◆ WHAT THIS TASK INVOLVES ◆
Each entry below should be returned exactly as is, with the pictures removed.

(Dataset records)
# # # #
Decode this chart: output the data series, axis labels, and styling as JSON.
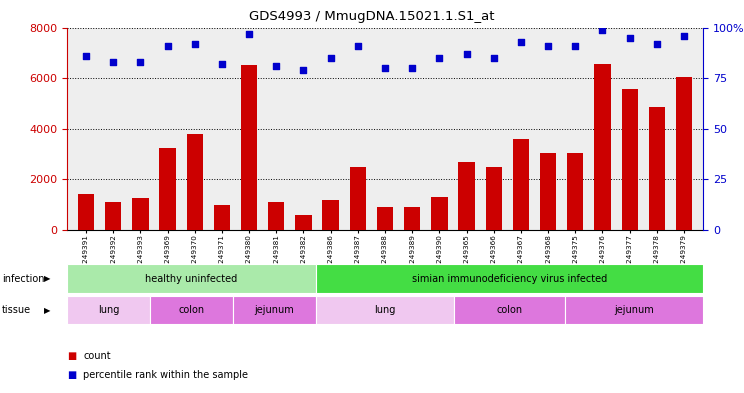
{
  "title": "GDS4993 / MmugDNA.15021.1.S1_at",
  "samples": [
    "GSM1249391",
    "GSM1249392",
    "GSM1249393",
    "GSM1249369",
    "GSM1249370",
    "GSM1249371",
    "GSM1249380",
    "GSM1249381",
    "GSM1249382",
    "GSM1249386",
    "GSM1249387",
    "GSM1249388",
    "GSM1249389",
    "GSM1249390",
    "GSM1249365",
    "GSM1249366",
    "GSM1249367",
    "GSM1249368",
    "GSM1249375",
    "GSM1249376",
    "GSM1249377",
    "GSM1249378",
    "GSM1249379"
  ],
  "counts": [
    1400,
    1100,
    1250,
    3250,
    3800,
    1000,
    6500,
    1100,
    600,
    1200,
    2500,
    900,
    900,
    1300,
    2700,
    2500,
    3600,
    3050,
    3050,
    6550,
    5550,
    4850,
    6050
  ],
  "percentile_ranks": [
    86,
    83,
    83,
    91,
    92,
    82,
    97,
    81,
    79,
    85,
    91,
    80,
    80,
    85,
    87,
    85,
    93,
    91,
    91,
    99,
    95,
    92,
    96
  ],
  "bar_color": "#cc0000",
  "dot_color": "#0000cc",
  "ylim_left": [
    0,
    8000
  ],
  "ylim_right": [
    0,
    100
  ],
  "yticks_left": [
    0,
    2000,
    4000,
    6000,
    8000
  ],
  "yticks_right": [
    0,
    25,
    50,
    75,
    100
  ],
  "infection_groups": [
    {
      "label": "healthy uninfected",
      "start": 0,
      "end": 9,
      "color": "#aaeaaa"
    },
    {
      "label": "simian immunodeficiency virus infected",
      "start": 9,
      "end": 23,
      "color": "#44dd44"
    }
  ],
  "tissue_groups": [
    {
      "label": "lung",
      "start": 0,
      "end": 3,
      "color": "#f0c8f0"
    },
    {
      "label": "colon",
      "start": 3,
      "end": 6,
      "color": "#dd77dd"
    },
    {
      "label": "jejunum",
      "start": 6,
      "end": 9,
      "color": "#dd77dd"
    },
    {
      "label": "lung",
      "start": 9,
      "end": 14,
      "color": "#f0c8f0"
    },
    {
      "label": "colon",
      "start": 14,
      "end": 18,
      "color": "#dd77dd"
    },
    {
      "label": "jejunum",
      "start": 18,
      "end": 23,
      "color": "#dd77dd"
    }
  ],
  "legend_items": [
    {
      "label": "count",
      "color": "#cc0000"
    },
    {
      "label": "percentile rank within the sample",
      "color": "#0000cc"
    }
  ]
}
# # # #
◆ ANSWER TO THIS EXERCISE ◆
Decode this chart: output the data series, axis labels, and styling as JSON.
{
  "title": "GDS4993 / MmugDNA.15021.1.S1_at",
  "samples": [
    "GSM1249391",
    "GSM1249392",
    "GSM1249393",
    "GSM1249369",
    "GSM1249370",
    "GSM1249371",
    "GSM1249380",
    "GSM1249381",
    "GSM1249382",
    "GSM1249386",
    "GSM1249387",
    "GSM1249388",
    "GSM1249389",
    "GSM1249390",
    "GSM1249365",
    "GSM1249366",
    "GSM1249367",
    "GSM1249368",
    "GSM1249375",
    "GSM1249376",
    "GSM1249377",
    "GSM1249378",
    "GSM1249379"
  ],
  "counts": [
    1400,
    1100,
    1250,
    3250,
    3800,
    1000,
    6500,
    1100,
    600,
    1200,
    2500,
    900,
    900,
    1300,
    2700,
    2500,
    3600,
    3050,
    3050,
    6550,
    5550,
    4850,
    6050
  ],
  "percentile_ranks": [
    86,
    83,
    83,
    91,
    92,
    82,
    97,
    81,
    79,
    85,
    91,
    80,
    80,
    85,
    87,
    85,
    93,
    91,
    91,
    99,
    95,
    92,
    96
  ],
  "bar_color": "#cc0000",
  "dot_color": "#0000cc",
  "ylim_left": [
    0,
    8000
  ],
  "ylim_right": [
    0,
    100
  ],
  "yticks_left": [
    0,
    2000,
    4000,
    6000,
    8000
  ],
  "yticks_right": [
    0,
    25,
    50,
    75,
    100
  ],
  "infection_groups": [
    {
      "label": "healthy uninfected",
      "start": 0,
      "end": 9,
      "color": "#aaeaaa"
    },
    {
      "label": "simian immunodeficiency virus infected",
      "start": 9,
      "end": 23,
      "color": "#44dd44"
    }
  ],
  "tissue_groups": [
    {
      "label": "lung",
      "start": 0,
      "end": 3,
      "color": "#f0c8f0"
    },
    {
      "label": "colon",
      "start": 3,
      "end": 6,
      "color": "#dd77dd"
    },
    {
      "label": "jejunum",
      "start": 6,
      "end": 9,
      "color": "#dd77dd"
    },
    {
      "label": "lung",
      "start": 9,
      "end": 14,
      "color": "#f0c8f0"
    },
    {
      "label": "colon",
      "start": 14,
      "end": 18,
      "color": "#dd77dd"
    },
    {
      "label": "jejunum",
      "start": 18,
      "end": 23,
      "color": "#dd77dd"
    }
  ],
  "legend_items": [
    {
      "label": "count",
      "color": "#cc0000"
    },
    {
      "label": "percentile rank within the sample",
      "color": "#0000cc"
    }
  ]
}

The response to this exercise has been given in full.